# Task statement
Your copy should contain exactly the lines from the one that holds "Parse this screenshot: output" through the end of the material, reproduced as written, with no pictures.

☆ ☆ ☆ ☆

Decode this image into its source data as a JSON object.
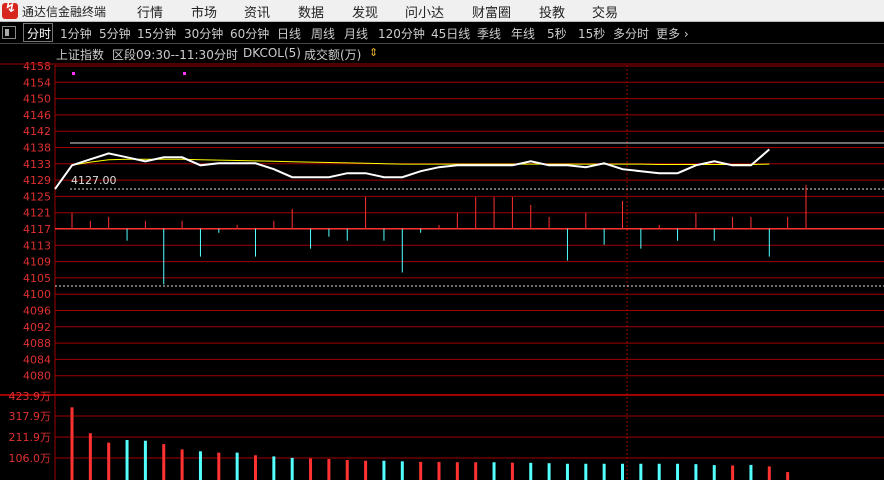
{
  "app": {
    "title": "通达信金融终端",
    "logo_icon": "tdx-logo-icon"
  },
  "menu": [
    "行情",
    "市场",
    "资讯",
    "数据",
    "发现",
    "问小达",
    "财富圈",
    "投教",
    "交易"
  ],
  "periods": [
    "分时",
    "1分钟",
    "5分钟",
    "15分钟",
    "30分钟",
    "60分钟",
    "日线",
    "周线",
    "月线",
    "120分钟",
    "45日线",
    "季线",
    "年线",
    "5秒",
    "15秒",
    "多分时",
    "更多"
  ],
  "active_period": "分时",
  "info": {
    "index_name": "上证指数",
    "range": "区段09:30--11:30",
    "mode": "分时",
    "indicator": "DKCOL(5)",
    "volume_label": "成交额(万)"
  },
  "colors": {
    "up": "#ff3232",
    "down": "#54ffff",
    "grid": "#a00000",
    "price_line": "#ffffff",
    "avg_line": "#ffff00"
  },
  "chart_data": {
    "type": "line",
    "title": "上证指数",
    "x_range": [
      "09:30",
      "11:30"
    ],
    "price_axis": {
      "ticks": [
        4158,
        4154,
        4150,
        4146,
        4142,
        4138,
        4133,
        4129,
        4125,
        4121,
        4117,
        4113,
        4109,
        4105,
        4100,
        4096,
        4092,
        4088,
        4084,
        4080
      ],
      "ylim": [
        4078,
        4160
      ]
    },
    "baseline_value": 4117,
    "price_annotation": "4127.00",
    "series": [
      {
        "values": [
          4127,
          4133,
          4134.5,
          4136,
          4135,
          4134,
          4135,
          4135,
          4133,
          4133.5,
          4133.5,
          4133.5,
          4132,
          4130,
          4130,
          4130,
          4131,
          4131,
          4130,
          4130,
          4131.5,
          4132.5,
          4133,
          4133,
          4133,
          4133,
          4134,
          4133,
          4133,
          4132.5,
          4133.5,
          4132,
          4131.5,
          4131,
          4131,
          4133,
          4134,
          4133,
          4133,
          4137
        ]
      },
      {
        "values": [
          4127,
          4133,
          4133.8,
          4134.4,
          4134.5,
          4134.5,
          4134.5,
          4134.5,
          4134.4,
          4134.3,
          4134.2,
          4134.1,
          4134,
          4133.9,
          4133.8,
          4133.7,
          4133.6,
          4133.5,
          4133.4,
          4133.3,
          4133.3,
          4133.3,
          4133.3,
          4133.3,
          4133.3,
          4133.3,
          4133.3,
          4133.3,
          4133.3,
          4133.3,
          4133.3,
          4133.3,
          4133.3,
          4133.2,
          4133.2,
          4133.2,
          4133.2,
          4133.2,
          4133.2,
          4133.3
        ]
      }
    ],
    "indicator_bars": [
      4121,
      4119,
      4120,
      4114,
      4119,
      4103,
      4119,
      4110,
      4116,
      4118,
      4110,
      4119,
      4122,
      4112,
      4115,
      4114,
      4125,
      4114,
      4106,
      4116,
      4118,
      4121,
      4125,
      4125,
      4125,
      4123,
      4120,
      4109,
      4121,
      4113,
      4124,
      4112,
      4118,
      4114,
      4121,
      4114,
      4120,
      4120,
      4110,
      4120,
      4128
    ],
    "volume": {
      "ticks": [
        "423.9万",
        "317.9万",
        "211.9万",
        "106.0万"
      ],
      "ylim": [
        0,
        445
      ],
      "values": [
        385,
        248,
        198,
        212,
        208,
        190,
        162,
        152,
        145,
        145,
        131,
        125,
        117,
        114,
        111,
        106,
        102,
        102,
        99,
        96,
        96,
        94,
        94,
        94,
        92,
        91,
        89,
        86,
        86,
        86,
        86,
        86,
        86,
        86,
        84,
        79,
        77,
        80,
        72,
        42
      ],
      "directions": [
        "up",
        "up",
        "up",
        "down",
        "down",
        "up",
        "up",
        "down",
        "up",
        "down",
        "up",
        "down",
        "down",
        "up",
        "up",
        "up",
        "up",
        "down",
        "down",
        "up",
        "up",
        "up",
        "up",
        "down",
        "up",
        "down",
        "down",
        "down",
        "down",
        "down",
        "down",
        "down",
        "down",
        "down",
        "down",
        "down",
        "up",
        "down",
        "up",
        "up"
      ]
    }
  }
}
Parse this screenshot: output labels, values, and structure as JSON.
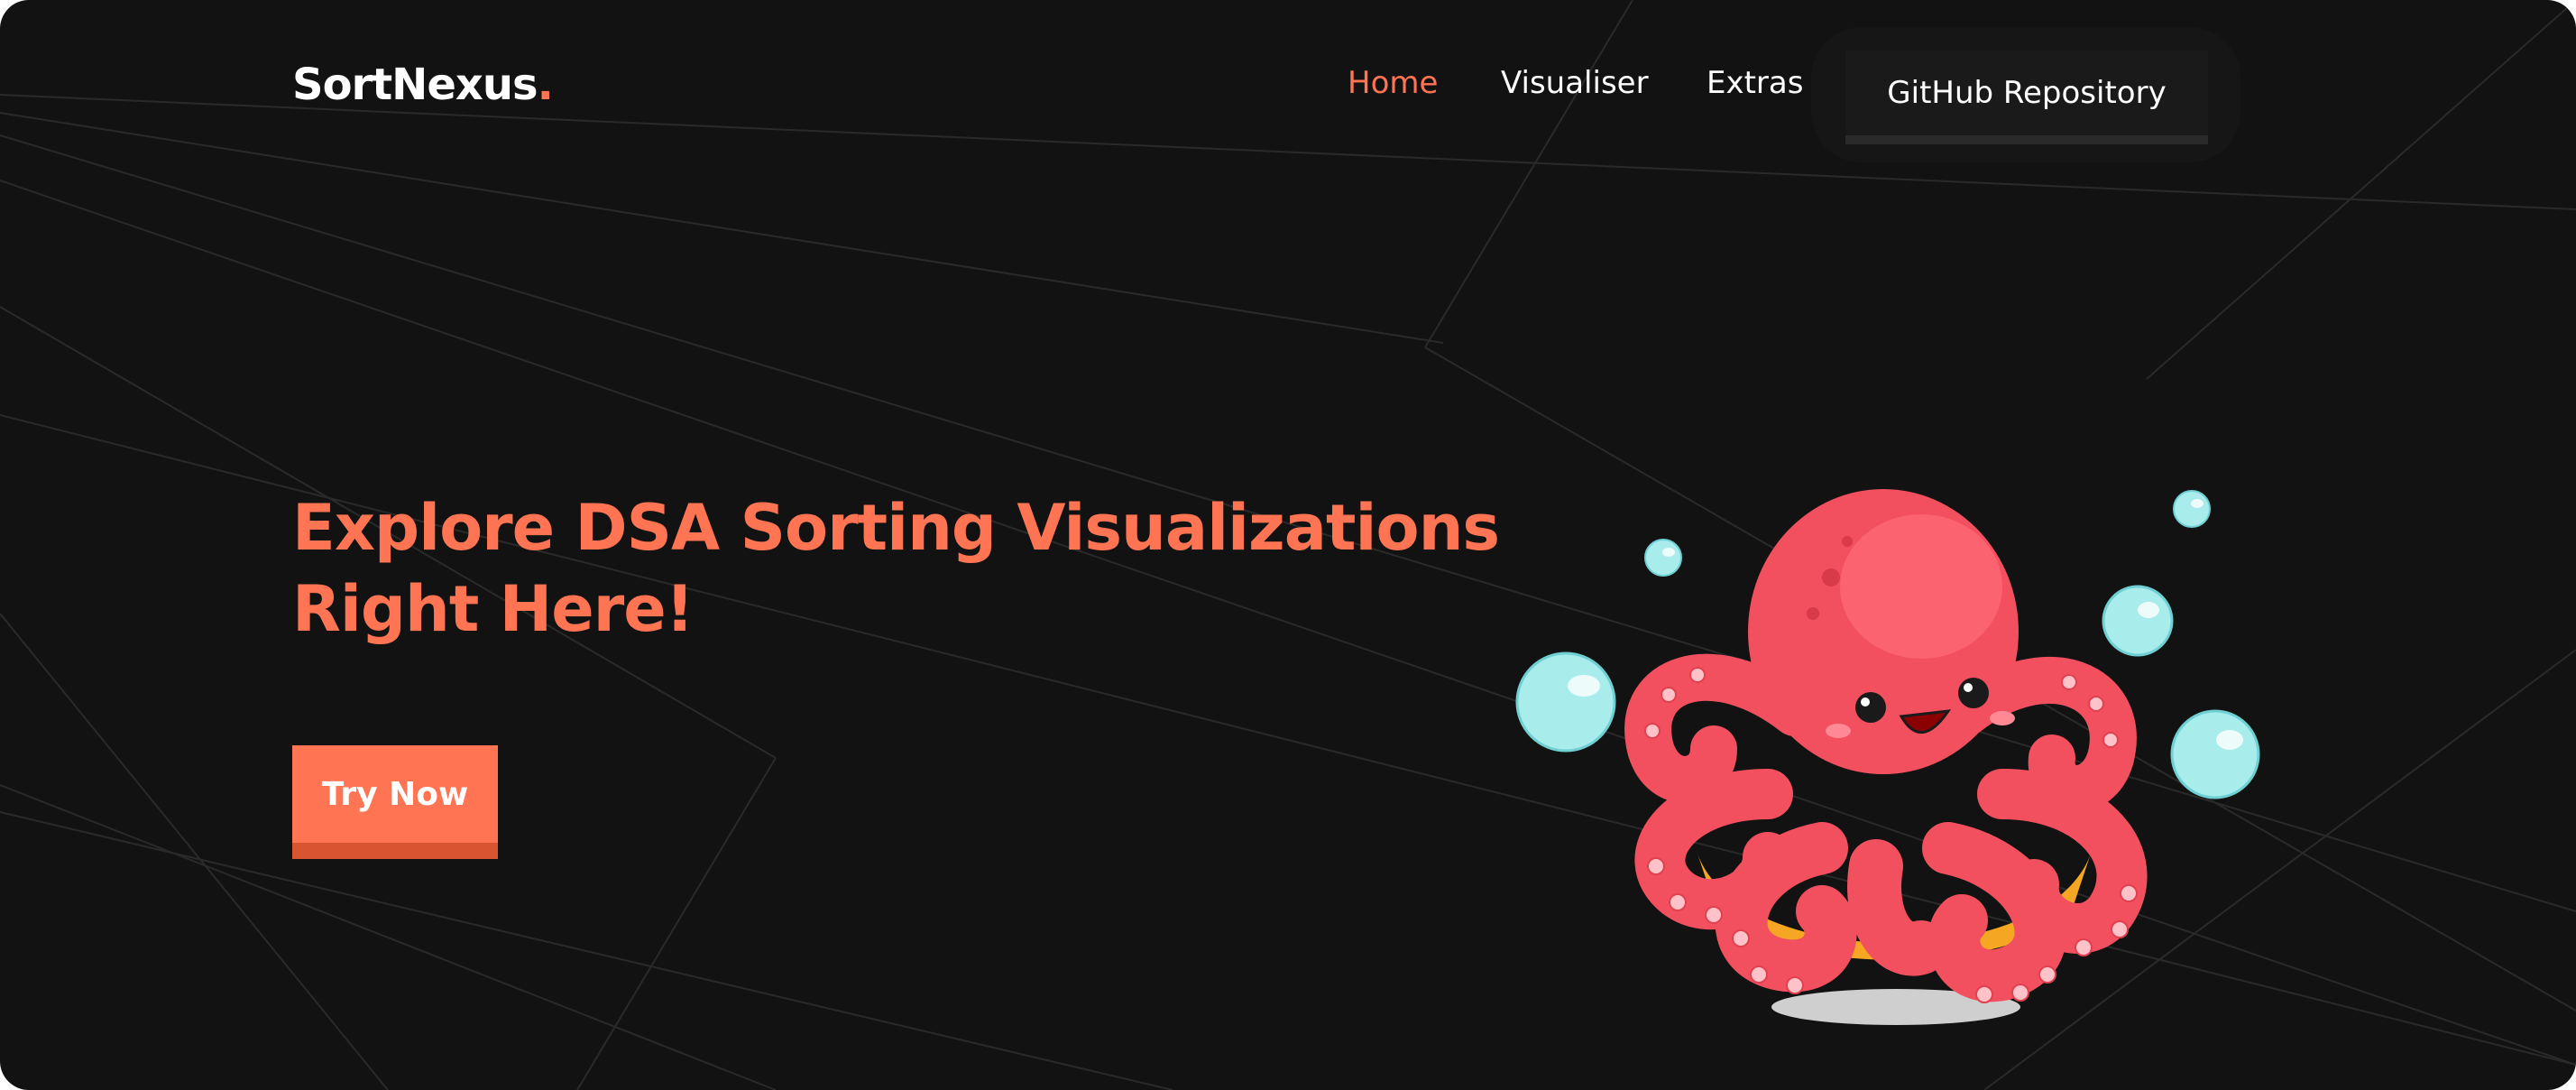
{
  "brand": {
    "name": "SortNexus",
    "dot": "."
  },
  "nav": {
    "items": [
      {
        "label": "Home",
        "active": true
      },
      {
        "label": "Visualiser",
        "active": false
      },
      {
        "label": "Extras",
        "active": false
      }
    ],
    "github_label": "GitHub Repository"
  },
  "hero": {
    "title_line1": "Explore DSA Sorting Visualizations",
    "title_line2": "Right Here!",
    "cta_label": "Try Now"
  },
  "colors": {
    "accent": "#ff7452",
    "background": "#121212",
    "octopus_body": "#f2505f",
    "bubble": "#a8ecec"
  },
  "icons": {
    "illustration": "octopus-illustration"
  }
}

☆ ☆ ☆ ☆

# Solution
Parse this screenshot: output labels, values, and structure as JSON.
{
  "brand": {
    "name": "SortNexus",
    "dot": "."
  },
  "nav": {
    "items": [
      {
        "label": "Home",
        "active": true
      },
      {
        "label": "Visualiser",
        "active": false
      },
      {
        "label": "Extras",
        "active": false
      }
    ],
    "github_label": "GitHub Repository"
  },
  "hero": {
    "title_line1": "Explore DSA Sorting Visualizations",
    "title_line2": "Right Here!",
    "cta_label": "Try Now"
  },
  "colors": {
    "accent": "#ff7452",
    "background": "#121212",
    "octopus_body": "#f2505f",
    "bubble": "#a8ecec"
  },
  "icons": {
    "illustration": "octopus-illustration"
  }
}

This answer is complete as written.